PROVIDED MATERIAL:

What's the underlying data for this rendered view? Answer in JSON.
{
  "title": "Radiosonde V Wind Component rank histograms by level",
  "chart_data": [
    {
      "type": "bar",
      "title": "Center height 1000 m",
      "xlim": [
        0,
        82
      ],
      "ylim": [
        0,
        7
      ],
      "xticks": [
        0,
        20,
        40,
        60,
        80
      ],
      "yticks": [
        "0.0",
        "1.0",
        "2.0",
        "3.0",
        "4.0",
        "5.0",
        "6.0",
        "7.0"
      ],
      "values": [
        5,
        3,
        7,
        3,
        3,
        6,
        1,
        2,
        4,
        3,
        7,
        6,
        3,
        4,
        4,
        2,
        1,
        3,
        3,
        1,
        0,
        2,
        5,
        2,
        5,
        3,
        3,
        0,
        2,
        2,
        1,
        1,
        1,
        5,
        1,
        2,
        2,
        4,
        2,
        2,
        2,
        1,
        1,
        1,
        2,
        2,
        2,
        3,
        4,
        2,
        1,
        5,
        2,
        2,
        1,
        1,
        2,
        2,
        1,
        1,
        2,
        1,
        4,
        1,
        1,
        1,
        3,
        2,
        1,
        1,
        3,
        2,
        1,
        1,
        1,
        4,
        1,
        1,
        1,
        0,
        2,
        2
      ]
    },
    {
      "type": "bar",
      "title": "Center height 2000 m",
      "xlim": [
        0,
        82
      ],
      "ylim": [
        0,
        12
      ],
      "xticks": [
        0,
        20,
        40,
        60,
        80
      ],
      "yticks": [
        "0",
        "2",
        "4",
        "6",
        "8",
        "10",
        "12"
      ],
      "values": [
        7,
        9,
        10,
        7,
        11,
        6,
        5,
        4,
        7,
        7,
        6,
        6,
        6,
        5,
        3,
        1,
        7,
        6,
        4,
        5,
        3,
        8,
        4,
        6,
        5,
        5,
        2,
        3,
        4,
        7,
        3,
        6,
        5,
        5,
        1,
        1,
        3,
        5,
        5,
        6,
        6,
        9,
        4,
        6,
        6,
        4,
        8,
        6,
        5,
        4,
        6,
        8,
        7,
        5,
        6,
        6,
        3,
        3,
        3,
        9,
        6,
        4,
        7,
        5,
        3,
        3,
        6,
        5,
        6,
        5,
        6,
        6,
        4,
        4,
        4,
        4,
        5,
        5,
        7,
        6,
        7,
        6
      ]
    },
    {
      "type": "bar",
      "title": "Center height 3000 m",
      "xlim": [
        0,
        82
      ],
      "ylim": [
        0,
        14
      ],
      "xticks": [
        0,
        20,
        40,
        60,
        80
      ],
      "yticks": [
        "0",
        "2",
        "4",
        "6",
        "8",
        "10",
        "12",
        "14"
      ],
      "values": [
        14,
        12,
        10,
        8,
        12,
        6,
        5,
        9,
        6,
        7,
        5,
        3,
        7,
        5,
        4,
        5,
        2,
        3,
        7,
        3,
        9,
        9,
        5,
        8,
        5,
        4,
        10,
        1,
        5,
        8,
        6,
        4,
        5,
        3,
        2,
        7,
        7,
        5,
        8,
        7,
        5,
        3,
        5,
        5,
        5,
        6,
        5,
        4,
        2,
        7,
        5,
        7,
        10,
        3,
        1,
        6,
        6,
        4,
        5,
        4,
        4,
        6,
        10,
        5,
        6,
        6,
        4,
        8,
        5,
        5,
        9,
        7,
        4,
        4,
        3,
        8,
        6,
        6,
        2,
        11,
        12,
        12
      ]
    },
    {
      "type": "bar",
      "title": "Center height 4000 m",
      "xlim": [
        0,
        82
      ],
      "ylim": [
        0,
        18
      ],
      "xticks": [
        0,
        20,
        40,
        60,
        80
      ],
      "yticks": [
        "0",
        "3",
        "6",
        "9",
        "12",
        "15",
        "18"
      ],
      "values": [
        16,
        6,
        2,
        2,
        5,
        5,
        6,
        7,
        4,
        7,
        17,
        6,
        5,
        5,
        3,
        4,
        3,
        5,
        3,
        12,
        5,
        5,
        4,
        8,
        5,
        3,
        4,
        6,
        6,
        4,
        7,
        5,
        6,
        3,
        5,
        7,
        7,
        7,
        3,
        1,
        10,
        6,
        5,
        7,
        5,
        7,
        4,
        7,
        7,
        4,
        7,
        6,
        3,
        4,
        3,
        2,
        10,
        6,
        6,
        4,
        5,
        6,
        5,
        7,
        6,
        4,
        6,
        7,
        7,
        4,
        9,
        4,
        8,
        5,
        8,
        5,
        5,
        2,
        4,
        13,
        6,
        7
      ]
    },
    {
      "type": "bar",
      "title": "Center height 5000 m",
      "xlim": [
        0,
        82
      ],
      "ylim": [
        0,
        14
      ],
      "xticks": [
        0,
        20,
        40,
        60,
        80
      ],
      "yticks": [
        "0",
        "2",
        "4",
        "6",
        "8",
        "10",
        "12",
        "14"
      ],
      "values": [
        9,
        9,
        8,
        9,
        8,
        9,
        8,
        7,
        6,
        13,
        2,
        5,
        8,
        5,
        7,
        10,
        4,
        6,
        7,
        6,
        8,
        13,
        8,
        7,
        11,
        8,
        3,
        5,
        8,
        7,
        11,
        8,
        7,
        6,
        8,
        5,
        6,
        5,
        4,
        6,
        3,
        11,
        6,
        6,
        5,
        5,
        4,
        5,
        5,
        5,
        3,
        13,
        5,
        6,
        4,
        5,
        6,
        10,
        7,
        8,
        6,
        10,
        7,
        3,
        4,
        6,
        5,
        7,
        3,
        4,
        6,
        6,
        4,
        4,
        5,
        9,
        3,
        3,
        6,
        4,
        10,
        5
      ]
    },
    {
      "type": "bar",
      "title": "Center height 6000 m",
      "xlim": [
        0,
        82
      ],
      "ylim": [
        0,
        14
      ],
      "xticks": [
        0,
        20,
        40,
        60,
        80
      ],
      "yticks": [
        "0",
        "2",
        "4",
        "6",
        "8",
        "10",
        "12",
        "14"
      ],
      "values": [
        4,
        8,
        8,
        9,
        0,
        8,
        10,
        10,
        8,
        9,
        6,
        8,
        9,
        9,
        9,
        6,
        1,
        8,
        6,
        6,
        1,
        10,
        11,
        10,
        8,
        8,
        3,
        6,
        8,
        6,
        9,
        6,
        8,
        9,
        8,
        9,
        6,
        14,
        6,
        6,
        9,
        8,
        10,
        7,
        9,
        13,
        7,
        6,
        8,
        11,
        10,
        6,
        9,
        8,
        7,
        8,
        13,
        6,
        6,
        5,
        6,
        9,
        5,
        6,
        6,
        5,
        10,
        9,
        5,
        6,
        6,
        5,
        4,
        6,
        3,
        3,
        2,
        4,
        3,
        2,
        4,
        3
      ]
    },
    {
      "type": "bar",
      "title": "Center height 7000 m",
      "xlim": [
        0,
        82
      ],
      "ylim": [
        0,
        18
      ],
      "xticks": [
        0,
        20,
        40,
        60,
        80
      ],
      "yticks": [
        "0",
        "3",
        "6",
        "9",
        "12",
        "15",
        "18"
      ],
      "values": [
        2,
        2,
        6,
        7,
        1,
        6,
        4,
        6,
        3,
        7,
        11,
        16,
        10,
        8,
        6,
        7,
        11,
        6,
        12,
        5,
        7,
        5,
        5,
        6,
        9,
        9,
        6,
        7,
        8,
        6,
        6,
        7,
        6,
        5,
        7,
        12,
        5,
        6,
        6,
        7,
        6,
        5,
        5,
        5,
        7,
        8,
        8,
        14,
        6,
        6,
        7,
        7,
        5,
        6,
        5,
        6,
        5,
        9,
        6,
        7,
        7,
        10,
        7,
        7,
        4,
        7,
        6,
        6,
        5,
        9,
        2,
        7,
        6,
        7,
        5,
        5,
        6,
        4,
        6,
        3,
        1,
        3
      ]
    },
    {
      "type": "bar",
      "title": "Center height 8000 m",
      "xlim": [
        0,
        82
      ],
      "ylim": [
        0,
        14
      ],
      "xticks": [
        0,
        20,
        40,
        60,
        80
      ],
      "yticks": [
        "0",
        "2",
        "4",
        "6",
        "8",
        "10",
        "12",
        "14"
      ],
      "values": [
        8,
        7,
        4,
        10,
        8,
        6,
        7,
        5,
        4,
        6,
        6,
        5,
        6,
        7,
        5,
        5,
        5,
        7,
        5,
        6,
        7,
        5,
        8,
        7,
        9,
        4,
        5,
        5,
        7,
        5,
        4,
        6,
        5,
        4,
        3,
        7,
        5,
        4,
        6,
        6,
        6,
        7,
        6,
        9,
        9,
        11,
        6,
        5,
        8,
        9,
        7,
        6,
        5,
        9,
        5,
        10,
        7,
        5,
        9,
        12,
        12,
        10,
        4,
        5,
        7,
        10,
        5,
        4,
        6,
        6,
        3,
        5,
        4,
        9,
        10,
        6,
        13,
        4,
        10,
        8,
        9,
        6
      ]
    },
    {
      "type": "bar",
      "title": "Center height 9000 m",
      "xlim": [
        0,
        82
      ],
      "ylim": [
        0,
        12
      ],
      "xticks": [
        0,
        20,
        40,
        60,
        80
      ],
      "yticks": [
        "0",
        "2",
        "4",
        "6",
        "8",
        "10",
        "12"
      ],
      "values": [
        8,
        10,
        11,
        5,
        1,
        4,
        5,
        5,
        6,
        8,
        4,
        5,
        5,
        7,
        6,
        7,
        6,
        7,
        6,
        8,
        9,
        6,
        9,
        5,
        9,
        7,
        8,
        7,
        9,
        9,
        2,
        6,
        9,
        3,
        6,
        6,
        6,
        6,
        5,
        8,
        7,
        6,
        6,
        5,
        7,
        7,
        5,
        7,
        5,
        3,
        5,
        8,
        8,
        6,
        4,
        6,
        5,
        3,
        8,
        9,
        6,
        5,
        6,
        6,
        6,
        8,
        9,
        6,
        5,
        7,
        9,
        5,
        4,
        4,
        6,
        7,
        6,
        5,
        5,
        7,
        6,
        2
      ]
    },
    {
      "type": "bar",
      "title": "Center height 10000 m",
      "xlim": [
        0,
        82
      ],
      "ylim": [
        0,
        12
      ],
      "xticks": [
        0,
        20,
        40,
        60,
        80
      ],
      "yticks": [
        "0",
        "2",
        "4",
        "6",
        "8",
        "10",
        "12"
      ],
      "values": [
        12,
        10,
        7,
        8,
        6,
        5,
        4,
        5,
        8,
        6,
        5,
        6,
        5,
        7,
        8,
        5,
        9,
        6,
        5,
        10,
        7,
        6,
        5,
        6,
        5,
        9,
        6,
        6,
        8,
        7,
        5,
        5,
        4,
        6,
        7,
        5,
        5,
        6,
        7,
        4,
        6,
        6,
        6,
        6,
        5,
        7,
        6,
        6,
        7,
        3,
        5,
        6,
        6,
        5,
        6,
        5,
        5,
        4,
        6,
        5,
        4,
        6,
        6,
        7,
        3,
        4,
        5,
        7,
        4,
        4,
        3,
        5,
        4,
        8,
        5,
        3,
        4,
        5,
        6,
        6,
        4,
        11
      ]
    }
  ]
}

DIRECTION: Copy out every line holding the string "title".

TASK RESULT:
  "title": "Radiosonde V Wind Component rank histograms by level",
      "title": "Center height 1000 m",
      "title": "Center height 2000 m",
      "title": "Center height 3000 m",
      "title": "Center height 4000 m",
      "title": "Center height 5000 m",
      "title": "Center height 6000 m",
      "title": "Center height 7000 m",
      "title": "Center height 8000 m",
      "title": "Center height 9000 m",
      "title": "Center height 10000 m",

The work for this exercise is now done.